> [Problem requirements]:
Exact repetition is required: output every record in full.

> [Dataset excerpts]:
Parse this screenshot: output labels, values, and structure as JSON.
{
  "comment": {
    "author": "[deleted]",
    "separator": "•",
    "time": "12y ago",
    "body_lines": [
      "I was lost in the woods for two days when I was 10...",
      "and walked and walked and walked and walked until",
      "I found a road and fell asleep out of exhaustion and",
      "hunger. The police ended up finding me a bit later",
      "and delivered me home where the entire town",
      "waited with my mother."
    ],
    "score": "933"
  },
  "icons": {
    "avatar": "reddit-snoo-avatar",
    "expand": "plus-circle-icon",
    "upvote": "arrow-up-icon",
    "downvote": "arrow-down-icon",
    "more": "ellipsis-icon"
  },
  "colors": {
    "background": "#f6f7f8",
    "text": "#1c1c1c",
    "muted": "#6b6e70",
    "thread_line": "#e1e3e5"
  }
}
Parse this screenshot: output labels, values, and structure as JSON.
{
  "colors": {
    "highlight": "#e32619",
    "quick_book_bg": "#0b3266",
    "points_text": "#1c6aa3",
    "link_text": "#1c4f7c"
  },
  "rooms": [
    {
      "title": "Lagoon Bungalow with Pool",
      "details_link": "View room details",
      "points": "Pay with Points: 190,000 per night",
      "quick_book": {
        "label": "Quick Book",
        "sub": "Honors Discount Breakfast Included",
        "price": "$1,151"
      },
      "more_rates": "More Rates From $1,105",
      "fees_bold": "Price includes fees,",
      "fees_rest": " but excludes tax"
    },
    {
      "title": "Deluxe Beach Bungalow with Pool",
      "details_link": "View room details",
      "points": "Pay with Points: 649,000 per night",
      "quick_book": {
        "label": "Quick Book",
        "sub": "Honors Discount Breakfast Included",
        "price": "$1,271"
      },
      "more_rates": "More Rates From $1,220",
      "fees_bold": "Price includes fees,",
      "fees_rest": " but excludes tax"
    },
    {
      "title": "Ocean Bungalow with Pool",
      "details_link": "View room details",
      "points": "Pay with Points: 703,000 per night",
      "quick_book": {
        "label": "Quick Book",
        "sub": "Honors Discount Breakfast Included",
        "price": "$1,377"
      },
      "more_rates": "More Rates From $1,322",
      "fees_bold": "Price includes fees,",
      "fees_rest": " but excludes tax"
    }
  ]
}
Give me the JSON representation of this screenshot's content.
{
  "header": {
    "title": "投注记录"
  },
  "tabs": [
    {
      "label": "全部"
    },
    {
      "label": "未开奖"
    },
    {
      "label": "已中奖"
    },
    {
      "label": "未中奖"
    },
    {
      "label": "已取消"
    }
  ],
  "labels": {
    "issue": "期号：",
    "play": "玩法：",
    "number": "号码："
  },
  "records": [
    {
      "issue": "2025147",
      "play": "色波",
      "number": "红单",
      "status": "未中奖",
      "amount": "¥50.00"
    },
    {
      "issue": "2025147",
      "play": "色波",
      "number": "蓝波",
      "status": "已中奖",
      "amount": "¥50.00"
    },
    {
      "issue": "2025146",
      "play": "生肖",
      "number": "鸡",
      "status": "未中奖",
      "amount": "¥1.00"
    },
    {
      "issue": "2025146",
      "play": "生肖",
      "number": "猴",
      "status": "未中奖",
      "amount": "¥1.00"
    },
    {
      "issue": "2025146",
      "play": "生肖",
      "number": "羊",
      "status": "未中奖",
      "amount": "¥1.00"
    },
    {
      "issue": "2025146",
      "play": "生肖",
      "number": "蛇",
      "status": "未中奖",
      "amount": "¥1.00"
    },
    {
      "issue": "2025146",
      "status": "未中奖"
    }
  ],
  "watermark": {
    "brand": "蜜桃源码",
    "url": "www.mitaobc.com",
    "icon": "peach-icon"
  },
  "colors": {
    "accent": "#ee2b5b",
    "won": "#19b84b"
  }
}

> [Expected answer]:
Parse this screenshot: output labels, values, and structure as JSON.
{
  "comment": {
    "author": "[deleted]",
    "separator": "•",
    "time": "12y ago",
    "body_lines": [
      "I was lost in the woods for two days when I was 10...",
      "and walked and walked and walked and walked until",
      "I found a road and fell asleep out of exhaustion and",
      "hunger. The police ended up finding me a bit later",
      "and delivered me home where the entire town",
      "waited with my mother."
    ],
    "score": "933"
  },
  "icons": {
    "avatar": "reddit-snoo-avatar",
    "expand": "plus-circle-icon",
    "upvote": "arrow-up-icon",
    "downvote": "arrow-down-icon",
    "more": "ellipsis-icon"
  },
  "colors": {
    "background": "#f6f7f8",
    "text": "#1c1c1c",
    "muted": "#6b6e70",
    "thread_line": "#e1e3e5"
  }
}
Parse this screenshot: output labels, values, and structure as JSON.
{
  "colors": {
    "highlight": "#e32619",
    "quick_book_bg": "#0b3266",
    "points_text": "#1c6aa3",
    "link_text": "#1c4f7c"
  },
  "rooms": [
    {
      "title": "Lagoon Bungalow with Pool",
      "details_link": "View room details",
      "points": "Pay with Points: 190,000 per night",
      "quick_book": {
        "label": "Quick Book",
        "sub": "Honors Discount Breakfast Included",
        "price": "$1,151"
      },
      "more_rates": "More Rates From $1,105",
      "fees_bold": "Price includes fees,",
      "fees_rest": " but excludes tax"
    },
    {
      "title": "Deluxe Beach Bungalow with Pool",
      "details_link": "View room details",
      "points": "Pay with Points: 649,000 per night",
      "quick_book": {
        "label": "Quick Book",
        "sub": "Honors Discount Breakfast Included",
        "price": "$1,271"
      },
      "more_rates": "More Rates From $1,220",
      "fees_bold": "Price includes fees,",
      "fees_rest": " but excludes tax"
    },
    {
      "title": "Ocean Bungalow with Pool",
      "details_link": "View room details",
      "points": "Pay with Points: 703,000 per night",
      "quick_book": {
        "label": "Quick Book",
        "sub": "Honors Discount Breakfast Included",
        "price": "$1,377"
      },
      "more_rates": "More Rates From $1,322",
      "fees_bold": "Price includes fees,",
      "fees_rest": " but excludes tax"
    }
  ]
}
Give me the JSON representation of this screenshot's content.
{
  "header": {
    "title": "投注记录"
  },
  "tabs": [
    {
      "label": "全部"
    },
    {
      "label": "未开奖"
    },
    {
      "label": "已中奖"
    },
    {
      "label": "未中奖"
    },
    {
      "label": "已取消"
    }
  ],
  "labels": {
    "issue": "期号：",
    "play": "玩法：",
    "number": "号码："
  },
  "records": [
    {
      "issue": "2025147",
      "play": "色波",
      "number": "红单",
      "status": "未中奖",
      "amount": "¥50.00"
    },
    {
      "issue": "2025147",
      "play": "色波",
      "number": "蓝波",
      "status": "已中奖",
      "amount": "¥50.00"
    },
    {
      "issue": "2025146",
      "play": "生肖",
      "number": "鸡",
      "status": "未中奖",
      "amount": "¥1.00"
    },
    {
      "issue": "2025146",
      "play": "生肖",
      "number": "猴",
      "status": "未中奖",
      "amount": "¥1.00"
    },
    {
      "issue": "2025146",
      "play": "生肖",
      "number": "羊",
      "status": "未中奖",
      "amount": "¥1.00"
    },
    {
      "issue": "2025146",
      "play": "生肖",
      "number": "蛇",
      "status": "未中奖",
      "amount": "¥1.00"
    },
    {
      "issue": "2025146",
      "status": "未中奖"
    }
  ],
  "watermark": {
    "brand": "蜜桃源码",
    "url": "www.mitaobc.com",
    "icon": "peach-icon"
  },
  "colors": {
    "accent": "#ee2b5b",
    "won": "#19b84b"
  }
}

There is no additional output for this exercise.